_EXERCISE_
Search the listing for the string "الصليبة" and copy every line that contains it.

========================================================================

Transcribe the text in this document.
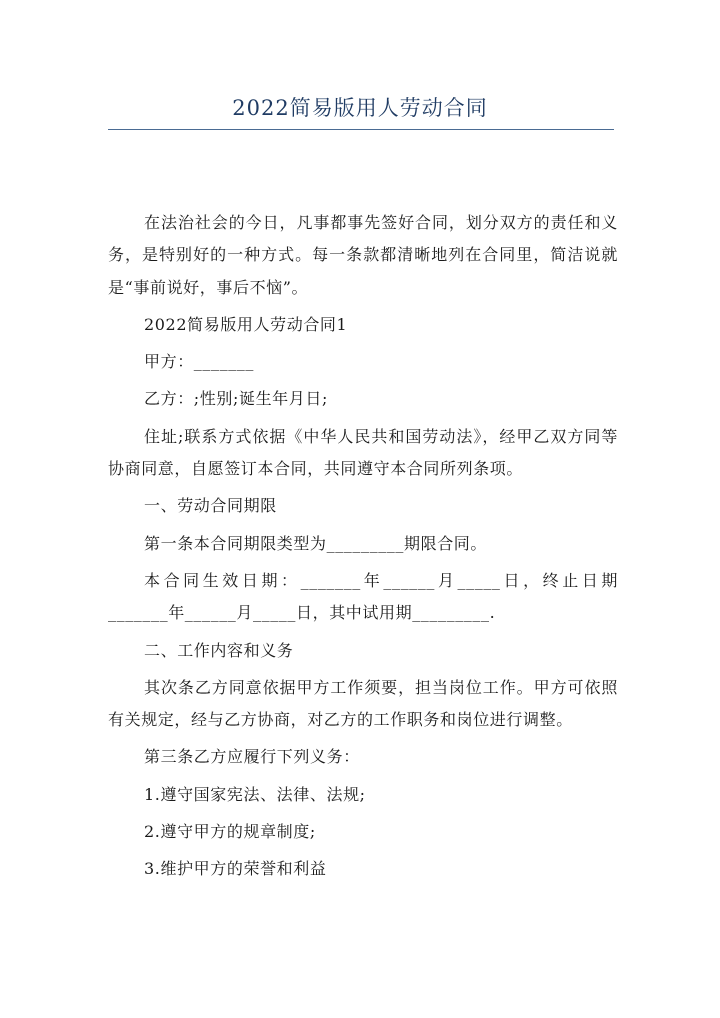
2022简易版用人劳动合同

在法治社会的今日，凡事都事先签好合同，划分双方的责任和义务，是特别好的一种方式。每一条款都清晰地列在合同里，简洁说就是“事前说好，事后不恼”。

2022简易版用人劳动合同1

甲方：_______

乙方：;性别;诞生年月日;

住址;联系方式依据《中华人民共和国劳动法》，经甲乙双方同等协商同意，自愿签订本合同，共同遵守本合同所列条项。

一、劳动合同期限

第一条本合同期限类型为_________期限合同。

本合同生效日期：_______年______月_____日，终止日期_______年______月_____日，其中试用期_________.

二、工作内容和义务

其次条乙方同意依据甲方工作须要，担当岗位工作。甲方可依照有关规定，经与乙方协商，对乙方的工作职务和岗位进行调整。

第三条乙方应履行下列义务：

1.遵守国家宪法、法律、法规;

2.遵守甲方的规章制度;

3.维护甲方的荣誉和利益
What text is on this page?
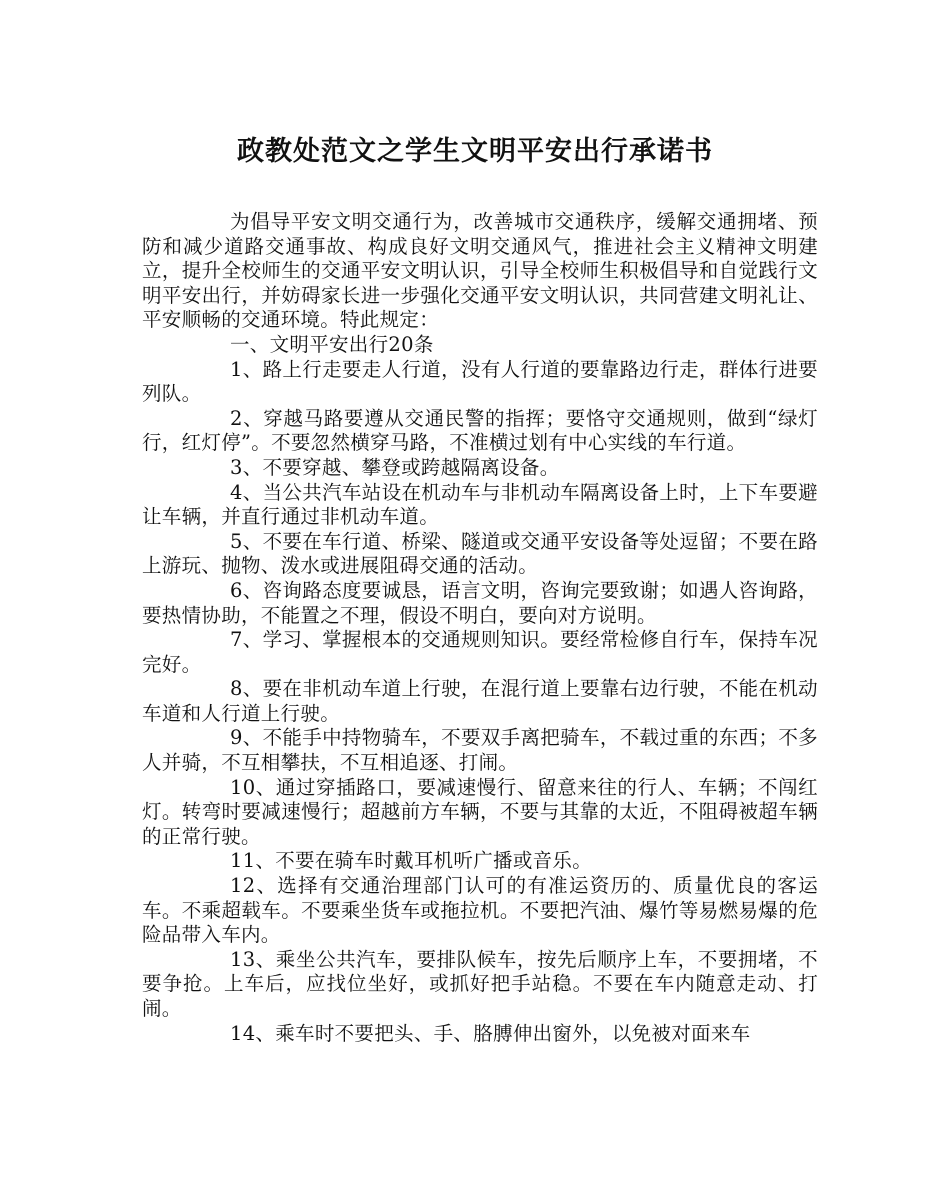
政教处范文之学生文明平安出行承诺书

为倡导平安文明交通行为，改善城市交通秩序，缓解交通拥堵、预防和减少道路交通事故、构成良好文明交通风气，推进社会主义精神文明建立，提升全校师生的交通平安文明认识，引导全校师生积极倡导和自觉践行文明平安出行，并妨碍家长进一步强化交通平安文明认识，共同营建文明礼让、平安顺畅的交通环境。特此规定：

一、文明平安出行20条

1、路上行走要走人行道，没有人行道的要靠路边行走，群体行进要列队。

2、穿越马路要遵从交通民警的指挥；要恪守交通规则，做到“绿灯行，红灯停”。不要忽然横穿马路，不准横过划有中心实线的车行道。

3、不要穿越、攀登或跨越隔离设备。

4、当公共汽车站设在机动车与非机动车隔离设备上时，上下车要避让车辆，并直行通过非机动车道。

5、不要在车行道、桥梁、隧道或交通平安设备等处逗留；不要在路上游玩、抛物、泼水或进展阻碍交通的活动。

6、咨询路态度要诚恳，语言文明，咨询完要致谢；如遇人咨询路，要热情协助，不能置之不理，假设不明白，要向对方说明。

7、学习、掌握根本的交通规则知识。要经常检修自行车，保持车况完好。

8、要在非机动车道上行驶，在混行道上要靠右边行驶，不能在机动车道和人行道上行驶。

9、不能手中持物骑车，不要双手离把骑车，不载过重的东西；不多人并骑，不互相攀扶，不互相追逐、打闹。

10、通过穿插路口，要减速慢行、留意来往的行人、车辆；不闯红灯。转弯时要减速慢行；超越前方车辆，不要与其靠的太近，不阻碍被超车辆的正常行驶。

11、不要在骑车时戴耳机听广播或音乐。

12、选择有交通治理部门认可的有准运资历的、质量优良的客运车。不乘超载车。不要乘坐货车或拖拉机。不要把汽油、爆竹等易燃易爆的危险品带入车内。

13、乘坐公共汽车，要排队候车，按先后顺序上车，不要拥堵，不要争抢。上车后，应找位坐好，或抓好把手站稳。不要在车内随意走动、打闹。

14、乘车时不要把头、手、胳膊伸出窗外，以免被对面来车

========================================================================

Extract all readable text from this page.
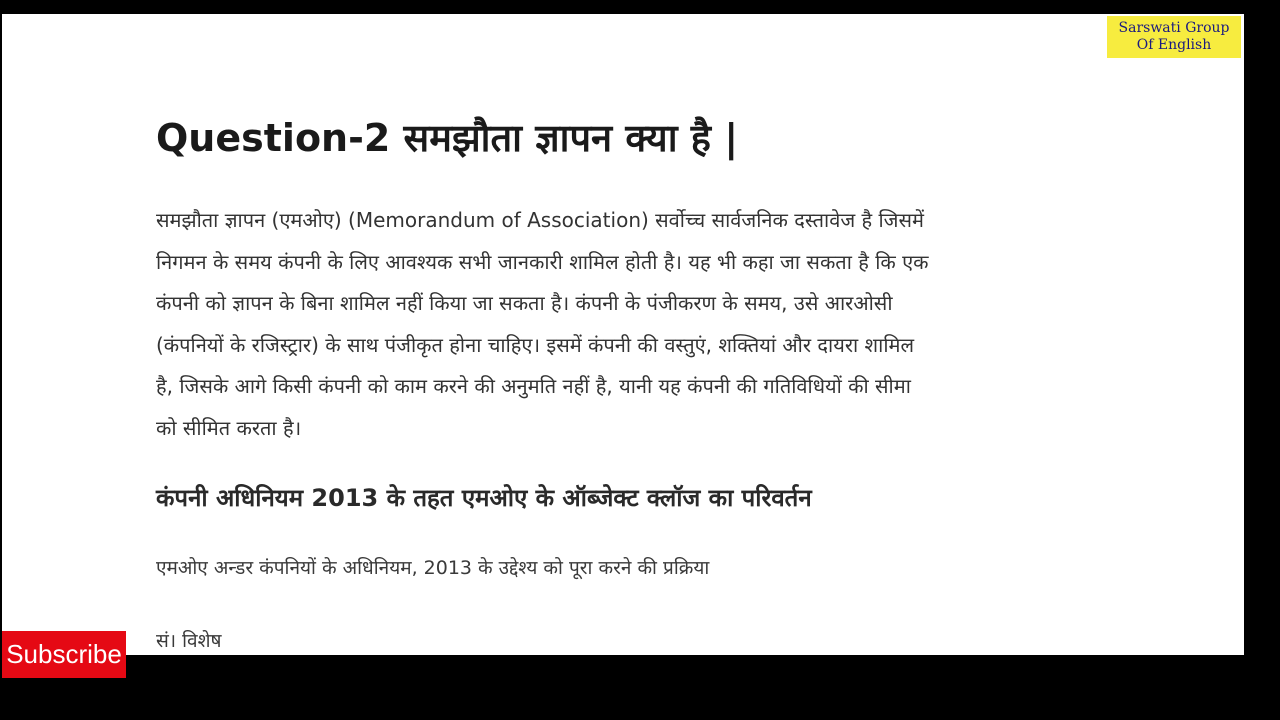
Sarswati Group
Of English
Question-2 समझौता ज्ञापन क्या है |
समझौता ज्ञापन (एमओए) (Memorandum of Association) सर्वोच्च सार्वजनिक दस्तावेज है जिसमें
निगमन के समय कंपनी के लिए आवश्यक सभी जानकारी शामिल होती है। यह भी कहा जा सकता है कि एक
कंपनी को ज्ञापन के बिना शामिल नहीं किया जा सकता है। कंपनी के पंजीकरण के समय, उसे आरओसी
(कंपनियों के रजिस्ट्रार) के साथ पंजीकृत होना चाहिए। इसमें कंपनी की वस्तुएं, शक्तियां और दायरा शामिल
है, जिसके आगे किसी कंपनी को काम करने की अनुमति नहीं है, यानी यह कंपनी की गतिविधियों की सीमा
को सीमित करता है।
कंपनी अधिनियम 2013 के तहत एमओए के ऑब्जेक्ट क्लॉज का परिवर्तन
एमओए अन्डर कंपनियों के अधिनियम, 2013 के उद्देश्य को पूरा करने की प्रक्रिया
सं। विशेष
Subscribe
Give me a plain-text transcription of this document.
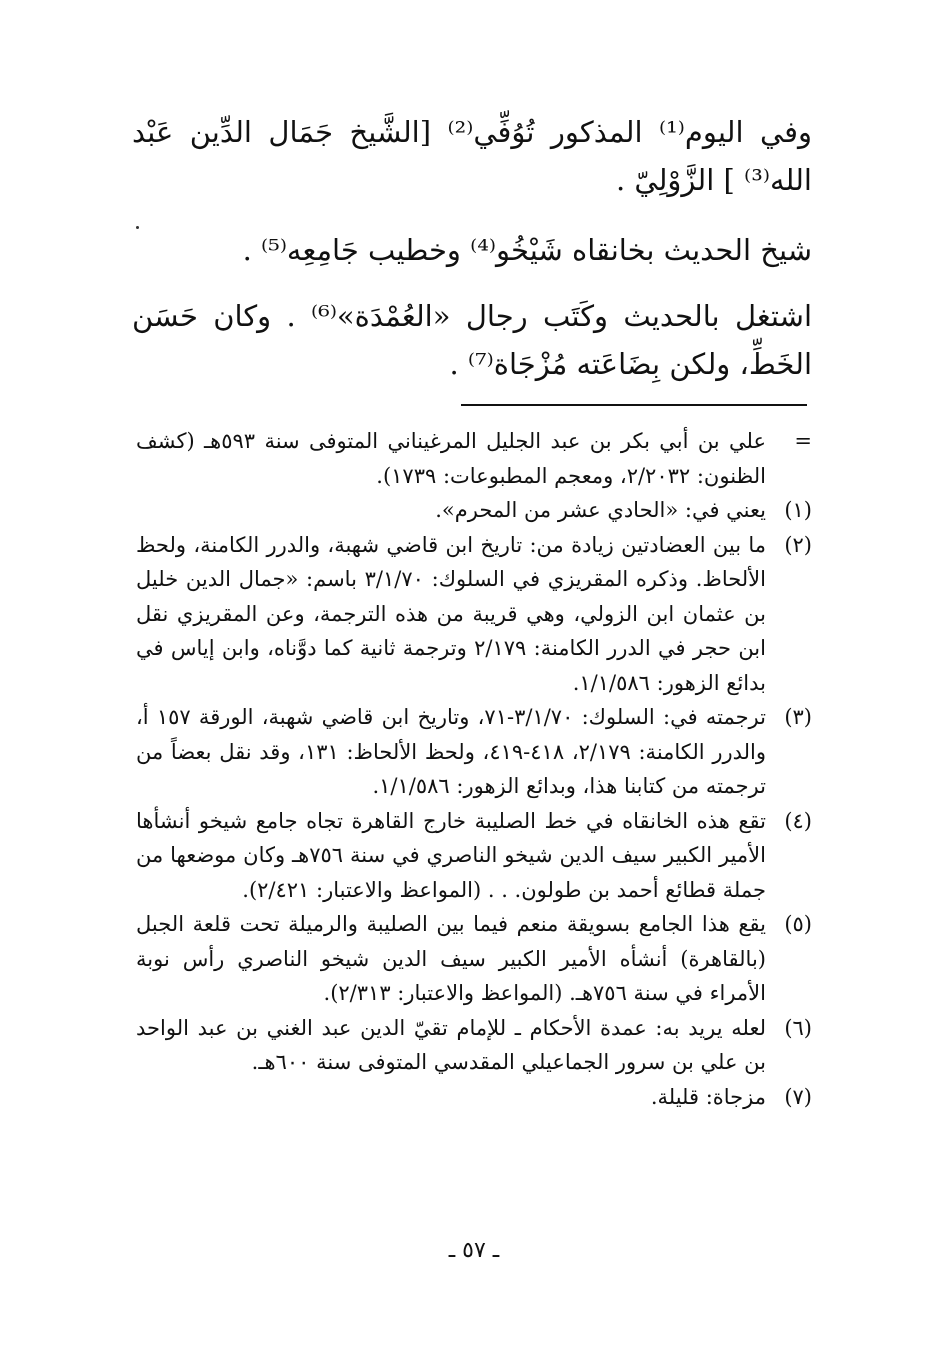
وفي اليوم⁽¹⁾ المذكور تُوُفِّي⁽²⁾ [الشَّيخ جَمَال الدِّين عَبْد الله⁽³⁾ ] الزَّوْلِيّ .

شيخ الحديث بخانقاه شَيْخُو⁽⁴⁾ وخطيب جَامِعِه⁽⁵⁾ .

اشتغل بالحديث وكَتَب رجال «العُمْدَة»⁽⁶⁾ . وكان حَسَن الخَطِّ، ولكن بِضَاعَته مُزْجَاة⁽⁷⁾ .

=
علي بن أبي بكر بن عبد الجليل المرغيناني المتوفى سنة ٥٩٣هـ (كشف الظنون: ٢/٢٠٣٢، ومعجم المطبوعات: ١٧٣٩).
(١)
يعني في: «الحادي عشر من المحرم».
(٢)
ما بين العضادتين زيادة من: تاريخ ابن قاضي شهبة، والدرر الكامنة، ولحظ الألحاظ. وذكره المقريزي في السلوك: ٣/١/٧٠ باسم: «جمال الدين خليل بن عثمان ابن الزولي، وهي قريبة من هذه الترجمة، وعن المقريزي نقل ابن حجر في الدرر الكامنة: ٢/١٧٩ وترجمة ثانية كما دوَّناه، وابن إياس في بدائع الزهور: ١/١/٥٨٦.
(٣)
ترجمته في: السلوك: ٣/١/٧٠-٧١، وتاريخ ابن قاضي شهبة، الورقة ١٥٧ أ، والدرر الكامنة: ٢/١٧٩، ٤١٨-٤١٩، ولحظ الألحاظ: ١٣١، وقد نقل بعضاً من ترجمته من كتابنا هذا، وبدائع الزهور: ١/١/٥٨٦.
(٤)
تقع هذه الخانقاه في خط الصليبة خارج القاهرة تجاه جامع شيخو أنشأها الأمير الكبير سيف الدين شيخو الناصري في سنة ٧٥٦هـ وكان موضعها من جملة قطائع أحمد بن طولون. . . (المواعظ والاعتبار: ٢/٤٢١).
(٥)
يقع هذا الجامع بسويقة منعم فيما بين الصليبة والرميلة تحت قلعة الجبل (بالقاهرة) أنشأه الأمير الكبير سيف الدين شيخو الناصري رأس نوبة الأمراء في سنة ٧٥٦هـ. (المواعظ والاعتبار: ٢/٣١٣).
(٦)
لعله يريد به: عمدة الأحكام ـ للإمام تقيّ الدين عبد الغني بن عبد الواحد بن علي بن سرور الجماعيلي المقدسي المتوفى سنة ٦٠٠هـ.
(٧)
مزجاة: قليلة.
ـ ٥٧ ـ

========================================================================

_RESULT OF THIS TASK_
تقع هذه الخانقاه في خط الصليبة خارج القاهرة تجاه جامع شيخو أنشأها الأمير الكبير سيف الدين شيخو الناصري في سنة ٧٥٦هـ وكان موضعها من جملة قطائع أحمد بن طولون. . . (المواعظ والاعتبار: ٢/٤٢١).
يقع هذا الجامع بسويقة منعم فيما بين الصليبة والرميلة تحت قلعة الجبل (بالقاهرة) أنشأه الأمير الكبير سيف الدين شيخو الناصري رأس نوبة الأمراء في سنة ٧٥٦هـ. (المواعظ والاعتبار: ٢/٣١٣).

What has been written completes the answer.